#### Excerpted data ####
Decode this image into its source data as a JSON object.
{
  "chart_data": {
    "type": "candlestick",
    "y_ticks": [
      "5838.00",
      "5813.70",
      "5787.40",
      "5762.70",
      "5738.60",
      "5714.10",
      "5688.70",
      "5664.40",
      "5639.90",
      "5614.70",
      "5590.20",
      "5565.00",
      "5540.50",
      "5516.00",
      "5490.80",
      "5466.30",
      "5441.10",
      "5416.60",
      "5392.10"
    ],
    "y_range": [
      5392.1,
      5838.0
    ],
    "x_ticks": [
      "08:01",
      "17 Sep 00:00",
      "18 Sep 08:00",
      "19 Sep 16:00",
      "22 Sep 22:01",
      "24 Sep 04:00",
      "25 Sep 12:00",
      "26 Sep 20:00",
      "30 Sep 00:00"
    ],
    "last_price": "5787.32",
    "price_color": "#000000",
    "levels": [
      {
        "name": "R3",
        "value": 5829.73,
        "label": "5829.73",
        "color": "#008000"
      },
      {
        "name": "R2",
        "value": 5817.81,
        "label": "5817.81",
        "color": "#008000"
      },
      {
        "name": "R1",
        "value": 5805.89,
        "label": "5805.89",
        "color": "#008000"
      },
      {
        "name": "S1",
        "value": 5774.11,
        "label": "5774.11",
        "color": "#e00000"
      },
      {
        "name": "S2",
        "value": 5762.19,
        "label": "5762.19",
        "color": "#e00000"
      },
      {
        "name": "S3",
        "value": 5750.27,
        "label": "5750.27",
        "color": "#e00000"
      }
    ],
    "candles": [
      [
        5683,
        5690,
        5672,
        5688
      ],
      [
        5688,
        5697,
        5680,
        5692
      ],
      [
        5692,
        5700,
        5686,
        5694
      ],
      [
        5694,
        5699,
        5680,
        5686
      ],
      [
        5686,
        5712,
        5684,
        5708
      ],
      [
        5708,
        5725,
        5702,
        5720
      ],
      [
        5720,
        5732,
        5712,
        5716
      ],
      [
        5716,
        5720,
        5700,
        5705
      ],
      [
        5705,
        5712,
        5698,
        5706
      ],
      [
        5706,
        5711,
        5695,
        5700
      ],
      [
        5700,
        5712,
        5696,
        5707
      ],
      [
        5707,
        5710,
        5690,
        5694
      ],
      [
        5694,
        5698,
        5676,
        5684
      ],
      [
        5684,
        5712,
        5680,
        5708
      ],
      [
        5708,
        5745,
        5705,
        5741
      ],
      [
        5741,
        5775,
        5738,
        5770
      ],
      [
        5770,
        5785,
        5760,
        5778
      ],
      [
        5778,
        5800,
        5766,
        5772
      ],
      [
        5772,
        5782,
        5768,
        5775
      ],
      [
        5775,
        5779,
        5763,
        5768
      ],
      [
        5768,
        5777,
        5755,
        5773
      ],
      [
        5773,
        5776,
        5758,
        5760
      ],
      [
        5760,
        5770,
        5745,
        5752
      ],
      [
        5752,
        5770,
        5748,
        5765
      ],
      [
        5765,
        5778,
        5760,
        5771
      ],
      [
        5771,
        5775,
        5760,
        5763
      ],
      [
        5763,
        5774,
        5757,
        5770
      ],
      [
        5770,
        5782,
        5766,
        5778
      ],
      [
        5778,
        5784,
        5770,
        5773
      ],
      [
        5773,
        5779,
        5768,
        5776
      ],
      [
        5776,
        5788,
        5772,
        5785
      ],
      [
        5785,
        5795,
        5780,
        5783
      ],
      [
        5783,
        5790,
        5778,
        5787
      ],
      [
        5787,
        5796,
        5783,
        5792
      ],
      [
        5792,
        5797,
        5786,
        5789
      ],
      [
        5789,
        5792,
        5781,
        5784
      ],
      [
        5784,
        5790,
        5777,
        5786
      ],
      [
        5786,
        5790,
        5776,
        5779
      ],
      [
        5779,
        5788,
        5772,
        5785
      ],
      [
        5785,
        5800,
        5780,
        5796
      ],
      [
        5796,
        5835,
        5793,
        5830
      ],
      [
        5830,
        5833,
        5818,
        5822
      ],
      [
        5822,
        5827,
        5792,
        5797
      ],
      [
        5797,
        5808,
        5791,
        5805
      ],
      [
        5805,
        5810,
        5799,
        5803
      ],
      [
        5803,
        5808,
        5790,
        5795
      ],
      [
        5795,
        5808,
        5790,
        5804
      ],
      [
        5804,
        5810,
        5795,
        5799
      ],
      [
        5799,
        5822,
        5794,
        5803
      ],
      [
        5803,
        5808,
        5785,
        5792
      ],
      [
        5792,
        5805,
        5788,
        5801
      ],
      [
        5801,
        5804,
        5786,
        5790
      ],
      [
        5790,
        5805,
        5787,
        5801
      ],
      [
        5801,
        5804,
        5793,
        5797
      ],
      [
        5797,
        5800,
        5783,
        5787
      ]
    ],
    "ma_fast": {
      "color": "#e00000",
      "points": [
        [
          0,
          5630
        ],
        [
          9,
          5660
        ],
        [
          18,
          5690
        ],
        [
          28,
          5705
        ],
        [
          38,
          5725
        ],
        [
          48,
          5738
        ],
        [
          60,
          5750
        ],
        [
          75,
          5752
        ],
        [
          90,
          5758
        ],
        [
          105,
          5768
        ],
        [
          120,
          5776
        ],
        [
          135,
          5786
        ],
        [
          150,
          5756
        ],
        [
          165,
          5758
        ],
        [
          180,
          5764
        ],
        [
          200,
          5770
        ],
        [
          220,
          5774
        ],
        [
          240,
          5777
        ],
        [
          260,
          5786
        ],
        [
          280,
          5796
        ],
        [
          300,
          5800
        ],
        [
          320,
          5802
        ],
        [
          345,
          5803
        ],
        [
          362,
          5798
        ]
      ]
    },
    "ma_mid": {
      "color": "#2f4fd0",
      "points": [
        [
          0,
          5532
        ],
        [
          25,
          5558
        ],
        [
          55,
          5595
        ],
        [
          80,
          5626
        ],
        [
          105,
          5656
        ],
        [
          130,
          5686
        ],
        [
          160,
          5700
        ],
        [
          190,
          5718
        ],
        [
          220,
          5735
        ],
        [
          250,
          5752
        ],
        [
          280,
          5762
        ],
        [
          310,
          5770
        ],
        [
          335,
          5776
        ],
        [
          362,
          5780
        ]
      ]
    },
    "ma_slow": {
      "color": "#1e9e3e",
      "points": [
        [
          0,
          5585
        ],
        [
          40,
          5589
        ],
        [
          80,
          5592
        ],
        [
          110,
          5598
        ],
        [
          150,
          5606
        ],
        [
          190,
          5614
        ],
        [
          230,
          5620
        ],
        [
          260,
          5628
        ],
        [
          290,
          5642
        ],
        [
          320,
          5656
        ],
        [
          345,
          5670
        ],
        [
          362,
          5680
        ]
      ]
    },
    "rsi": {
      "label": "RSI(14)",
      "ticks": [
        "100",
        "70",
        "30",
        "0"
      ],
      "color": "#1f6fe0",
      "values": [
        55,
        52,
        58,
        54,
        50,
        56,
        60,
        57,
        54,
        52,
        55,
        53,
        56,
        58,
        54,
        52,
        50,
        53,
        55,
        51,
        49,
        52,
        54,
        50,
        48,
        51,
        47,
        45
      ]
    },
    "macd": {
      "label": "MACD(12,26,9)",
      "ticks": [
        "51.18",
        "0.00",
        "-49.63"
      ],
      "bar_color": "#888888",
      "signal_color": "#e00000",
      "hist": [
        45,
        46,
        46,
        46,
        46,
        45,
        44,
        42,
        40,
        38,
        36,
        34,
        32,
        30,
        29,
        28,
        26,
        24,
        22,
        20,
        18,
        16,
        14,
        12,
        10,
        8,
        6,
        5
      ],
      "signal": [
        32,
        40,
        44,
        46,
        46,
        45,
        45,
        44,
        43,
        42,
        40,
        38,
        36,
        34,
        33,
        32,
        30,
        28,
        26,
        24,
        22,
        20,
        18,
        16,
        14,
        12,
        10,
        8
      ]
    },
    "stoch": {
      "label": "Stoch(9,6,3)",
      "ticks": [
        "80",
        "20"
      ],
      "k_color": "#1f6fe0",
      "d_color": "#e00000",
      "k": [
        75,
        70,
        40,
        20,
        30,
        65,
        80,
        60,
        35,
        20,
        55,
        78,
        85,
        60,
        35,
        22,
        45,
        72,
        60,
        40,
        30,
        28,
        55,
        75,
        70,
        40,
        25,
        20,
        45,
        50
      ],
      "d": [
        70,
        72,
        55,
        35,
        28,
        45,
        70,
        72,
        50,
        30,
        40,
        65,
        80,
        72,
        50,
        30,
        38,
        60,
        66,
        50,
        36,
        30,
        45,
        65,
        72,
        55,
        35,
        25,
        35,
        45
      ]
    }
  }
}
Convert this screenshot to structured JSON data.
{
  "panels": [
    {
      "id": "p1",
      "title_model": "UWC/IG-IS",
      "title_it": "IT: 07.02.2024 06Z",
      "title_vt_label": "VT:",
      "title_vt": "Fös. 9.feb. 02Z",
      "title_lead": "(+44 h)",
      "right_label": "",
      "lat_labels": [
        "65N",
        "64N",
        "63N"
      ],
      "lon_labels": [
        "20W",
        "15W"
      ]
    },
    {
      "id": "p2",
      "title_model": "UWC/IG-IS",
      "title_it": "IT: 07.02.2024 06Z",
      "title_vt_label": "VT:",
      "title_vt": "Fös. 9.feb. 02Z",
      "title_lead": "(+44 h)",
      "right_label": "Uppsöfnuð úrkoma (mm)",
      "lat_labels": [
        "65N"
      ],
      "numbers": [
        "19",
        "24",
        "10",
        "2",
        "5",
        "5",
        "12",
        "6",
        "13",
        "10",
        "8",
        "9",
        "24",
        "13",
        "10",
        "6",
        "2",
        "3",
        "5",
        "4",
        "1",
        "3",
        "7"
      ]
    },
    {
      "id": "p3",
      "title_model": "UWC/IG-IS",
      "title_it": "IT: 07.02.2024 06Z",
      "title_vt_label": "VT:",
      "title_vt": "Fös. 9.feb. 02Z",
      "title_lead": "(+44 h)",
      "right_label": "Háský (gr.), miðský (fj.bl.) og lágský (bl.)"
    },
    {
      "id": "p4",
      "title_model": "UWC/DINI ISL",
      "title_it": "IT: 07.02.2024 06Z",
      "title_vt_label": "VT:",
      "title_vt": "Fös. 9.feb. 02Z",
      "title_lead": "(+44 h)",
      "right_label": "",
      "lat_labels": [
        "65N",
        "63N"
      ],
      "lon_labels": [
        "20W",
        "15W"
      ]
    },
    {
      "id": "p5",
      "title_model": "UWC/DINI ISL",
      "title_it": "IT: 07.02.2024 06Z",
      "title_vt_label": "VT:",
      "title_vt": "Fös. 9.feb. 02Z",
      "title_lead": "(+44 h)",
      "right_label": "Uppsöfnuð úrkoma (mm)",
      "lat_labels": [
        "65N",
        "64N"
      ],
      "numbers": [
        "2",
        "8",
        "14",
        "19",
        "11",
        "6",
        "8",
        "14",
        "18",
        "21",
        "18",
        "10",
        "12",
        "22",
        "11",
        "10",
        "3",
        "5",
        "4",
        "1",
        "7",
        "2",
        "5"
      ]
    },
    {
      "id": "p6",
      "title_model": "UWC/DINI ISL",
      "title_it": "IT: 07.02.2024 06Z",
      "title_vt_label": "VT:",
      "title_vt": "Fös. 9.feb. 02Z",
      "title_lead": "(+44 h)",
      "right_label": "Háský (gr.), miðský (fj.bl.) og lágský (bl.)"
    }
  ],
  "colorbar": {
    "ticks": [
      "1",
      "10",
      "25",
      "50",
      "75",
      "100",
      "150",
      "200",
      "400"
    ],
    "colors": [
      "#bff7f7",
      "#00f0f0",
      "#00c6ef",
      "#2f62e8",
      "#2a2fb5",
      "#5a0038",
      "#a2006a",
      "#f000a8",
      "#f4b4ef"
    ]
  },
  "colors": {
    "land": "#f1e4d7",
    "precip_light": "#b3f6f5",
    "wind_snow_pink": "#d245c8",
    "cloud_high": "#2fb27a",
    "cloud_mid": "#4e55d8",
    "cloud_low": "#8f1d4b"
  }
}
####
● **Task brief**
Scan the material above. Copy each line where "name" occurs.

● **Solution to this task**
        "name": "R3",
        "name": "R2",
        "name": "R1",
        "name": "S1",
        "name": "S2",
        "name": "S3",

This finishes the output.